▶ _TASK DESCRIPTION_
Please state how many lines in the records that follow include "Peptide", with no other output.

▶ _INPUT_
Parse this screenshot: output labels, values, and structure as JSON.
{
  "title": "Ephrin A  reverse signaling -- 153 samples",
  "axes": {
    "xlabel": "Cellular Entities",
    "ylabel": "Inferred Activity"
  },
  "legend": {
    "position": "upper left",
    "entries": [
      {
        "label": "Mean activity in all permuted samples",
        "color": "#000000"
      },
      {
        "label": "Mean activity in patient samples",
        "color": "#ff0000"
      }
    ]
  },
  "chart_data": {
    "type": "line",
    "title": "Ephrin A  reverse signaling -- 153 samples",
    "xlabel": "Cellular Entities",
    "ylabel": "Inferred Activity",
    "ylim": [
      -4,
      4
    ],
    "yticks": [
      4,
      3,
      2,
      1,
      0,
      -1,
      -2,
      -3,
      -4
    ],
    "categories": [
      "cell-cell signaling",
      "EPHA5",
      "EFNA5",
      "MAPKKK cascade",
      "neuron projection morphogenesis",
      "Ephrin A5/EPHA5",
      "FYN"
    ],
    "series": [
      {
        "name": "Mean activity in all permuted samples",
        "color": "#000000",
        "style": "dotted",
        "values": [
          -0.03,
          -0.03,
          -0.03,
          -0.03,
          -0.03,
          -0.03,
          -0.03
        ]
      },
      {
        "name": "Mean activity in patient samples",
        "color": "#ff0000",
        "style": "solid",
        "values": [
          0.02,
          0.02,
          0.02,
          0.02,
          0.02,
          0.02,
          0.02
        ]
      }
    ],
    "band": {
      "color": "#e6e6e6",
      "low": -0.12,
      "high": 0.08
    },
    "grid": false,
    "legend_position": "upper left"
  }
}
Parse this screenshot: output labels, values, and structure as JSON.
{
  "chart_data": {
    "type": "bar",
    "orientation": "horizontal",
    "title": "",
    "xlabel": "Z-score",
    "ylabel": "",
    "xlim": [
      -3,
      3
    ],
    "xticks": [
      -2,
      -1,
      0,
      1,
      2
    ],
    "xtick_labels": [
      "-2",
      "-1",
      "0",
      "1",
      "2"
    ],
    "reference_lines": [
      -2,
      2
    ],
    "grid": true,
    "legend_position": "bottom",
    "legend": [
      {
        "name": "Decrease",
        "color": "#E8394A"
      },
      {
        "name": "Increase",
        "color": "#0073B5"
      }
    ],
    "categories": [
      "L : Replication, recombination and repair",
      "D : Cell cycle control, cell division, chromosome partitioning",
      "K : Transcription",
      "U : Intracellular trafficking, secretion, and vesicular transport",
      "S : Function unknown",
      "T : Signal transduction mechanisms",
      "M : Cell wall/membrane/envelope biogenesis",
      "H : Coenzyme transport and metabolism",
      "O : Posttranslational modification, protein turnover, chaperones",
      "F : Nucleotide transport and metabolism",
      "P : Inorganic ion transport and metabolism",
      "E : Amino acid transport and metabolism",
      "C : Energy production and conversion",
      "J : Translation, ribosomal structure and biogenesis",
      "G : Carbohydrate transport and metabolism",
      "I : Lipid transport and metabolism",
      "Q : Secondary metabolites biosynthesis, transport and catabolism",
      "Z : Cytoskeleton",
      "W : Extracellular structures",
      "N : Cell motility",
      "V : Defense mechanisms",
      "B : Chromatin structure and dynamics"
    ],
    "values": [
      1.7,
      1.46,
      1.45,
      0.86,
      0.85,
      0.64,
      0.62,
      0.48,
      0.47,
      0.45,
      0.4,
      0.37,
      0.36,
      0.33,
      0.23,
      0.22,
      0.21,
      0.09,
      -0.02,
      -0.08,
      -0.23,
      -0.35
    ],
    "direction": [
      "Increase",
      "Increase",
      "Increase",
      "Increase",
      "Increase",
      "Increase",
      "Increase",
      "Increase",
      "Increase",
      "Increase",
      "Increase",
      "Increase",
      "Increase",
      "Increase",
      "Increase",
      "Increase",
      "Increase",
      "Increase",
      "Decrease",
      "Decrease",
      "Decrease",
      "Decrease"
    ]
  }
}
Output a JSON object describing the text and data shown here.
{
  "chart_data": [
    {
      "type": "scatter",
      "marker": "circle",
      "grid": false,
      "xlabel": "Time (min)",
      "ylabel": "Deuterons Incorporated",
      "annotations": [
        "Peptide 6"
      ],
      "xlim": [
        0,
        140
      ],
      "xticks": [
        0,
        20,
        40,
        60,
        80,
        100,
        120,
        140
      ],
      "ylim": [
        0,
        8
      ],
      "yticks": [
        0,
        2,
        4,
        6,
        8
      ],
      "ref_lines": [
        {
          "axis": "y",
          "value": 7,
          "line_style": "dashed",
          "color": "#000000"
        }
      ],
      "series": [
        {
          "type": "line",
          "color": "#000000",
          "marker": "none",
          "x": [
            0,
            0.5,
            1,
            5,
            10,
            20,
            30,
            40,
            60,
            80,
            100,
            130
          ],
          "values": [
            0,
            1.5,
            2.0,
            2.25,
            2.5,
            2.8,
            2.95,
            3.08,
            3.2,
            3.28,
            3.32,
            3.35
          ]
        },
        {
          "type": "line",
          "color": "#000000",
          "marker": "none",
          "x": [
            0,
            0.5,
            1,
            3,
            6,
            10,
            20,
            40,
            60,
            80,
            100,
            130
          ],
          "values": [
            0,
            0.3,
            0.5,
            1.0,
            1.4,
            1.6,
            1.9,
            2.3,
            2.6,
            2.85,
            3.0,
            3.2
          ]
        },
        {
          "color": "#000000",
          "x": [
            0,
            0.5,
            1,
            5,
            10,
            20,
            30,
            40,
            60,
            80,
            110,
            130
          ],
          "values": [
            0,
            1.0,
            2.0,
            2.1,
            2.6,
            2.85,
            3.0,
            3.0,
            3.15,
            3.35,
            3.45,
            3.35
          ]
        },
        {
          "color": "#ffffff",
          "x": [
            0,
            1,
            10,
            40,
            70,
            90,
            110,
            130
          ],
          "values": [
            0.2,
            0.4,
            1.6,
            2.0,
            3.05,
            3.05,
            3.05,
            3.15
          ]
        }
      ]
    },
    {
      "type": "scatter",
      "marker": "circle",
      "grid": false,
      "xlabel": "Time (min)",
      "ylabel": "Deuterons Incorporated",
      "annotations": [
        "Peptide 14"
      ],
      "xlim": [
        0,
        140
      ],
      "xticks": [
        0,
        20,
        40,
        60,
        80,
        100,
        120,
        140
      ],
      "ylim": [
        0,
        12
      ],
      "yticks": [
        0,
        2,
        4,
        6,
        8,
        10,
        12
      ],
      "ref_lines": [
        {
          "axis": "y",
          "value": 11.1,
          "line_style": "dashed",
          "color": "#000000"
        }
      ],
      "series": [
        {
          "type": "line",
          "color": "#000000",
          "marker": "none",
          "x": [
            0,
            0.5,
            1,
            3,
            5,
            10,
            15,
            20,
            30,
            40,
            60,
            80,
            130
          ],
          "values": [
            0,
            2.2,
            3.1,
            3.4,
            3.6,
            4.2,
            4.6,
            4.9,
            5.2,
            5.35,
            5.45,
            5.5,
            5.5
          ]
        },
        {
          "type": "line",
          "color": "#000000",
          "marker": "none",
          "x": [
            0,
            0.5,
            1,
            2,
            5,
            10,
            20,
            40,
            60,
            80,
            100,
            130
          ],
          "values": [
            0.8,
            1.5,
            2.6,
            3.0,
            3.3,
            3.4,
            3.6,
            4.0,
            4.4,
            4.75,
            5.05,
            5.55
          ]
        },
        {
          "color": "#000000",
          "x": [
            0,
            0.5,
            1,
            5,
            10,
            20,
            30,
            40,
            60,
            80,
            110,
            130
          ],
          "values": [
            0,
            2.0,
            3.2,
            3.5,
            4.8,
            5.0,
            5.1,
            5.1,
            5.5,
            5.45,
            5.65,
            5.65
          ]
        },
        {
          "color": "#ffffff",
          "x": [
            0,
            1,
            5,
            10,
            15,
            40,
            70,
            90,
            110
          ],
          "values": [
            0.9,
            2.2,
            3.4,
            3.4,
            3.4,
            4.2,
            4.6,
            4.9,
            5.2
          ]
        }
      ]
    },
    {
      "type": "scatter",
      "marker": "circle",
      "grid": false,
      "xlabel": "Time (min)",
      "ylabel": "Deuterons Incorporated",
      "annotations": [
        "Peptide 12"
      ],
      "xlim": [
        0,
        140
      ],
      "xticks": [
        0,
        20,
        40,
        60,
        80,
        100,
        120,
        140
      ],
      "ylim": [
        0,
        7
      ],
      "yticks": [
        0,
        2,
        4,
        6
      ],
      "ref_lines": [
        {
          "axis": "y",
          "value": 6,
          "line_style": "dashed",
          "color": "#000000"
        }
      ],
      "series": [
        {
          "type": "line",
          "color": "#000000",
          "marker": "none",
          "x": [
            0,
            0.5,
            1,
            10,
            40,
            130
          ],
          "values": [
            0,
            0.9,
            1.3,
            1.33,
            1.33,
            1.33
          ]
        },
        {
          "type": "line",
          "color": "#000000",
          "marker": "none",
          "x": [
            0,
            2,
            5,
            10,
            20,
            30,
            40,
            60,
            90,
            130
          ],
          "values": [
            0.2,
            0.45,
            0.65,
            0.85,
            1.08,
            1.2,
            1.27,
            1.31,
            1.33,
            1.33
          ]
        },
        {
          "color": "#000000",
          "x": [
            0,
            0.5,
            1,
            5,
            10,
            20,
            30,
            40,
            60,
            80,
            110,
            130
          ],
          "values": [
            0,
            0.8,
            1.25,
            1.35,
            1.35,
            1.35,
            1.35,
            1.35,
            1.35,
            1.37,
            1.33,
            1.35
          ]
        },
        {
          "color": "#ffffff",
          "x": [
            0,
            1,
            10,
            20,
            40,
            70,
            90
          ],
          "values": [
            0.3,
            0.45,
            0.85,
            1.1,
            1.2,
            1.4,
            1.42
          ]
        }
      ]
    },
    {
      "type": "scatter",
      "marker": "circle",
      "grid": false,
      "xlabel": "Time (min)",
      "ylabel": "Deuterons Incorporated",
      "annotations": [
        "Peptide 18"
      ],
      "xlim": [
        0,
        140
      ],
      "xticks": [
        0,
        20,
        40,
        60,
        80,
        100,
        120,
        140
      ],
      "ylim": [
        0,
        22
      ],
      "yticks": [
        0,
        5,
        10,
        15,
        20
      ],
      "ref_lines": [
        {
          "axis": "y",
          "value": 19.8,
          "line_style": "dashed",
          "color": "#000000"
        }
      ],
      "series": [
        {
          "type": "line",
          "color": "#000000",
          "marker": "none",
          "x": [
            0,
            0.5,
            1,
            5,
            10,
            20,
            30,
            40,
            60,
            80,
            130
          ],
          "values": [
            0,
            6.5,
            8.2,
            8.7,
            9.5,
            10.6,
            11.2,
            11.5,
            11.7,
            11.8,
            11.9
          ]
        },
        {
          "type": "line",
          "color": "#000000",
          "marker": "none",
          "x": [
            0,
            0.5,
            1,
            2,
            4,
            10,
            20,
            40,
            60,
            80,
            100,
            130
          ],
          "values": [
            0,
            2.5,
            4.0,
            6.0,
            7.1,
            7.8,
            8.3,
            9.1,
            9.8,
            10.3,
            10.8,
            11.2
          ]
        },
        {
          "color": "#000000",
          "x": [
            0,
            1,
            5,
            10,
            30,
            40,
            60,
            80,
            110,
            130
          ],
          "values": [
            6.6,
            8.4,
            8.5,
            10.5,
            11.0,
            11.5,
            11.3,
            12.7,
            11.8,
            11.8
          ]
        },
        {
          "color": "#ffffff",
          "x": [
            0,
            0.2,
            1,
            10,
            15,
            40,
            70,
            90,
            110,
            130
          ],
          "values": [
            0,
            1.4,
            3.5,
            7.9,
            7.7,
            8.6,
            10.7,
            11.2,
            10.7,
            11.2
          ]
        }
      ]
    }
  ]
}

▶ _FINAL ANSWER_
4